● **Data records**
◆ ◆ ◆ ◆
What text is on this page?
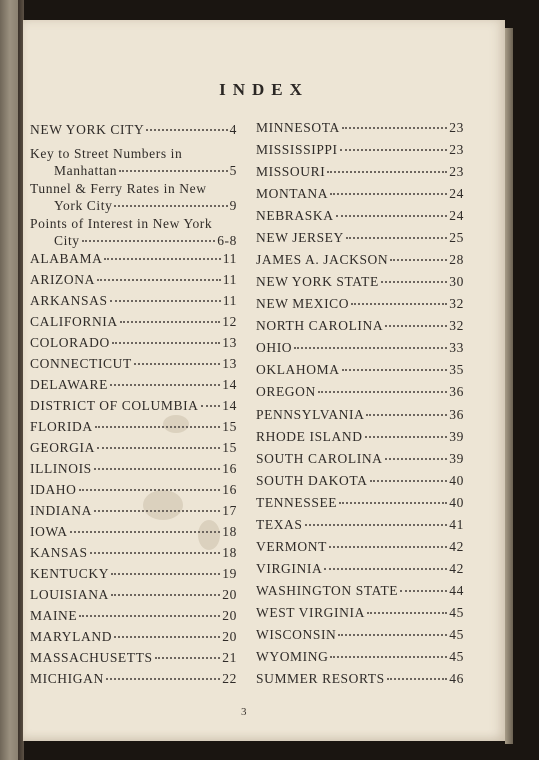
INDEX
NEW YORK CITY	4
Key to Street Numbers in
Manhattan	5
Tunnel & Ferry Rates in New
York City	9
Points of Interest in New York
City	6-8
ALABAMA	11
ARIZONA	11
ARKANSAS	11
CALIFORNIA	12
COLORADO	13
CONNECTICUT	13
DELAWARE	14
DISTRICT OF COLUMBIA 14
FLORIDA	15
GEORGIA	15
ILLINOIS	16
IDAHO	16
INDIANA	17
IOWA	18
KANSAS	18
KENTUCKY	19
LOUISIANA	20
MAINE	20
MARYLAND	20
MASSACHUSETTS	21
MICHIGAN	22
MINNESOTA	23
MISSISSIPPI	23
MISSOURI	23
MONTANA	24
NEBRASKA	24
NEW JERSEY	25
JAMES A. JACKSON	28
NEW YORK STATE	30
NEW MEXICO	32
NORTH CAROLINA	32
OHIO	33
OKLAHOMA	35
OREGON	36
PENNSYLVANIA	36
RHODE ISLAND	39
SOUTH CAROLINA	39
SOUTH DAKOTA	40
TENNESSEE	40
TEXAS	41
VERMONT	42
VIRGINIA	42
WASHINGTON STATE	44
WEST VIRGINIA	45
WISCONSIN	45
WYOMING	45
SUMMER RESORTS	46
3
◆ ◆ ◆ ◆
● **Given request**
Your task is to copy the entries in full and exactly, without any images.

● **The solution**
What text is on this page?
INDEX
NEW YORK CITY	4
Key to Street Numbers in
Manhattan	5
Tunnel & Ferry Rates in New
York City	9
Points of Interest in New York
City	6-8
ALABAMA	11
ARIZONA	11
ARKANSAS	11
CALIFORNIA	12
COLORADO	13
CONNECTICUT	13
DELAWARE	14
DISTRICT OF COLUMBIA 14
FLORIDA	15
GEORGIA	15
ILLINOIS	16
IDAHO	16
INDIANA	17
IOWA	18
KANSAS	18
KENTUCKY	19
LOUISIANA	20
MAINE	20
MARYLAND	20
MASSACHUSETTS	21
MICHIGAN	22
MINNESOTA	23
MISSISSIPPI	23
MISSOURI	23
MONTANA	24
NEBRASKA	24
NEW JERSEY	25
JAMES A. JACKSON	28
NEW YORK STATE	30
NEW MEXICO	32
NORTH CAROLINA	32
OHIO	33
OKLAHOMA	35
OREGON	36
PENNSYLVANIA	36
RHODE ISLAND	39
SOUTH CAROLINA	39
SOUTH DAKOTA	40
TENNESSEE	40
TEXAS	41
VERMONT	42
VIRGINIA	42
WASHINGTON STATE	44
WEST VIRGINIA	45
WISCONSIN	45
WYOMING	45
SUMMER RESORTS	46
3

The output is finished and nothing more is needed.